### Consigne 1:
Dans les entrées, commencez à la ligne qui contient "svg-text:榜: 榜 xyxy=(681,512,694,522)" et arrêtez-vous après celle qui contient "What elements are". Présentez ces lignes sous forme de liste JSON de chaînes, à raison d'une chaîne par ligne, en omettant les lignes vides.
....................
La séquence des événements depuis le retour au pays du Premier ministre, dimanche dernier, est intéressante à décrypter. Ce jour-là,  Navin Ramgoolam fait volte-face. Alors qu’il s’était totalement désolidarisé des propos de son ministre Mookhesswur Choonee,il explique désormais que la polémique est une invention de la presse. De fossoyeur des principes républicains, voilà que Choonee devient victime en puissance des médias.
La presse remplace Choonee dans le box des accusés. Les organisations sectaires du pays semblaient n’attendre qu’un signal clair du « patron » pour sonner la charge. Dirigée, bien évidemment contre le meilleur ennemi de Ramgoolam : le groupe La Sentinelle.
....................
### Consigne 2:
Poursuivez l'article sur la presse mise en cause par Navin Ramgoolam à partir de l'endroit où il s'arrête.
....................
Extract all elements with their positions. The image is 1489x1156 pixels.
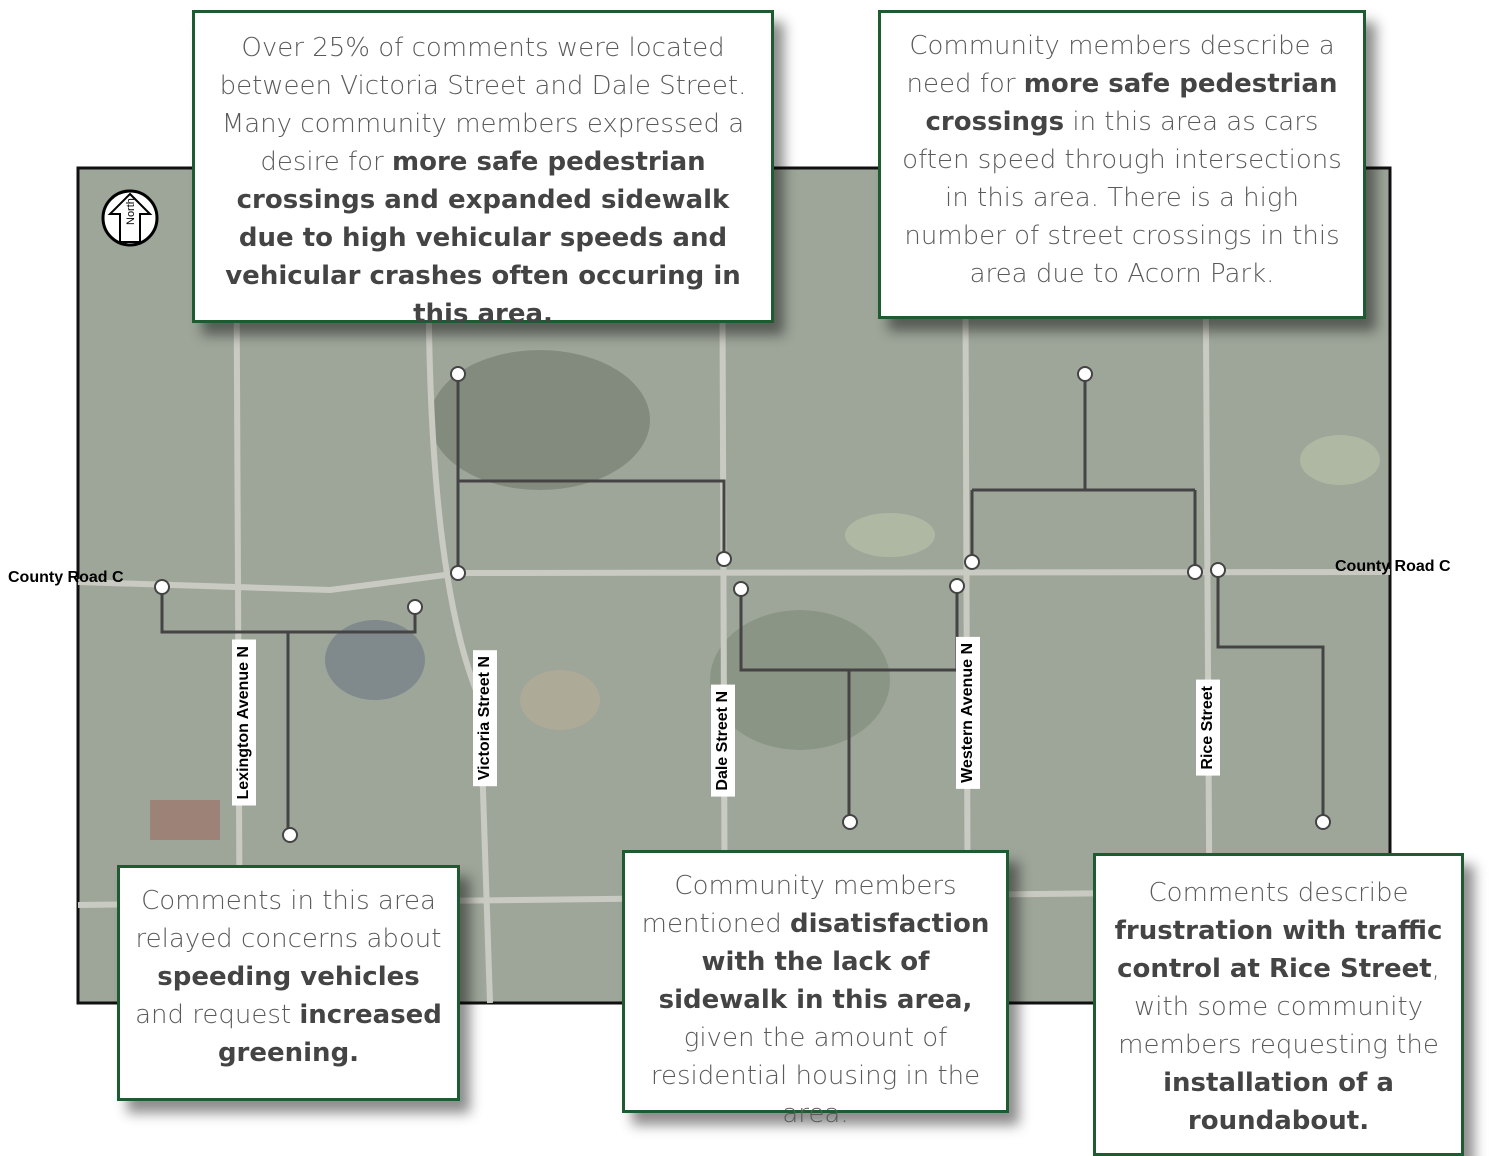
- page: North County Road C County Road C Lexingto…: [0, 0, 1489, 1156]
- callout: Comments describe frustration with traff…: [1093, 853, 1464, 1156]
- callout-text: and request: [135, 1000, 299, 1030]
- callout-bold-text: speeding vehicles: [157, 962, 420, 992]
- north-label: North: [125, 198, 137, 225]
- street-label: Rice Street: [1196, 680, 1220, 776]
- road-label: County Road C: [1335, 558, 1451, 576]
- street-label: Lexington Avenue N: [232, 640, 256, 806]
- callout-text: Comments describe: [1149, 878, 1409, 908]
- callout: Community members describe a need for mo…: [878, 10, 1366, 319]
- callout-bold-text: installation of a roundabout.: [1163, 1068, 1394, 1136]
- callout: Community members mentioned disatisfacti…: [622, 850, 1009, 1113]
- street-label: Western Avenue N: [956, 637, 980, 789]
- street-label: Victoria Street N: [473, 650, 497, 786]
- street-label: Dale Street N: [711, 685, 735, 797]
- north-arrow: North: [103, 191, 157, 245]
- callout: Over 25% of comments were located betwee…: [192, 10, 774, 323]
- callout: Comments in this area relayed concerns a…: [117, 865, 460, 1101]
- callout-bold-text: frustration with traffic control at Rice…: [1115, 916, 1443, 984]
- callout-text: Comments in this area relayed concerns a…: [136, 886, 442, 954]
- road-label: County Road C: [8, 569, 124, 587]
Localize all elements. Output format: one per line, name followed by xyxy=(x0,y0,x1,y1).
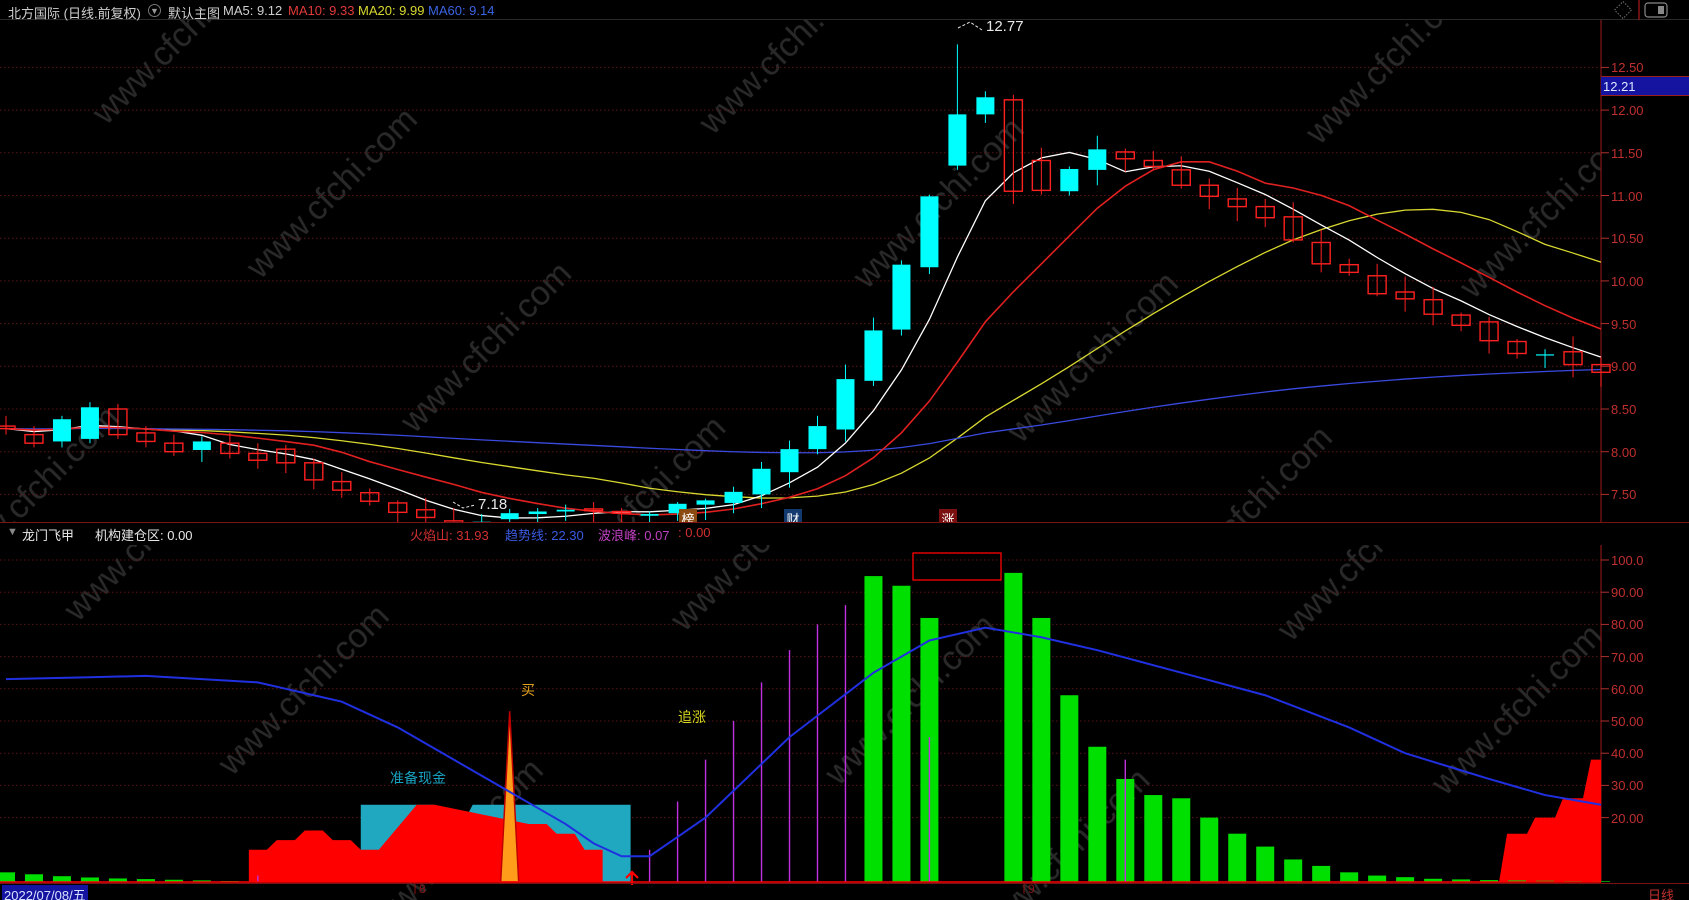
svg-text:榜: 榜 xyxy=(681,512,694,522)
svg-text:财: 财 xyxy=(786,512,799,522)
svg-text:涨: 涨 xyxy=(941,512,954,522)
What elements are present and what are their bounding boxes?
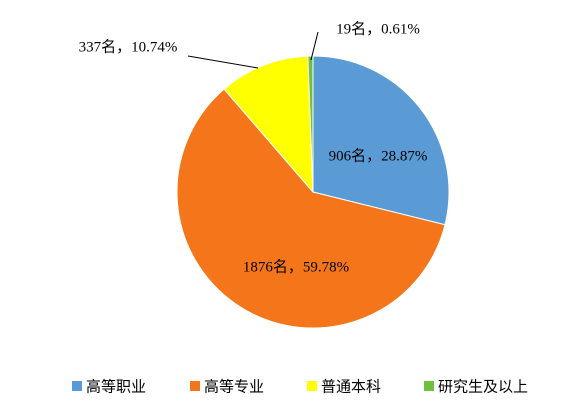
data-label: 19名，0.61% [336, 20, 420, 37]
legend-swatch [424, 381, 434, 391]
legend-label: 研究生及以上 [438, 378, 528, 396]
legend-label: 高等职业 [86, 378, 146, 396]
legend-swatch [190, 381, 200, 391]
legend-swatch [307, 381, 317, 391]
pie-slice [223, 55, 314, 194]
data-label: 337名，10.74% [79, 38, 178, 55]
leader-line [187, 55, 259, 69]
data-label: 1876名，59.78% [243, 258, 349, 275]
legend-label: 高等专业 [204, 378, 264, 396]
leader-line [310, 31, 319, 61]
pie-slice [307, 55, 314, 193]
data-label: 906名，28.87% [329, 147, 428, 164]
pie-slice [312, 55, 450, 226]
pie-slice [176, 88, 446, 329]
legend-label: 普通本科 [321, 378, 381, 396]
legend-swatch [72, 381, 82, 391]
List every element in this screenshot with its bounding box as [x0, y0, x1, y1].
....................
### Réponse 1:
[
  "svg-text:榜: 榜 xyxy=(681,512,694,522)",
  "svg-text:财: 财 xyxy=(786,512,799,522)",
  "svg-text:涨: 涨 xyxy=(941,512,954,522)",
  "What elements are present and what are their bounding boxes?"
]

### Réponse 2:
La cible toute trouvée est l’express dimanche. Nous sommes accusés de « balkaniser la communauté hindoue » et de mettre le pays « à feu et à sang ». Notre faute ? Avoir appelé un chat un chat dans notre dernier numéro en titrant en Une « Le vrai pouvoir des castes ». Selon Dulthumun et ses pairs, tout le dossier est bidon. Les castes n’existent pas à Maurice. Le mensonge est éhonté. Les dizaines de SMS, appels, mails et commentaires reçus de nos lecteurs indiquent qu’ils ont vu au travers du bluff. Même Nita Deerpalsing, si prompte à défendre son leader Navin Ramgoolam, a préféré ne pas se couvrir de  ridicule dans l’entretien qu’elle accorde cette semaine à Mauritius Times. En effet, elle ne remet pas en doute l’existence des castes dans la communauté hindoue. Se contentant de descendre notre dossier en se demandant : « What did it bring other than say these things exist in parts of our society ? »

Si Nita Deerpalsing a des raisons objectives de défendre son leader et de pourfendre le meilleur ennemi dès que son patron lui en intime l’ordre, on comprend moins bien pourquoi Dulthumun et consorts se sentent à ce point obligés de régler leurs discours sur celui de Ramgoolam et d’appeler, comme lui au boycott de l’express. La lecture de notre dossier de la semaine dernière fournit, selon nous, quelques pistes de réponse.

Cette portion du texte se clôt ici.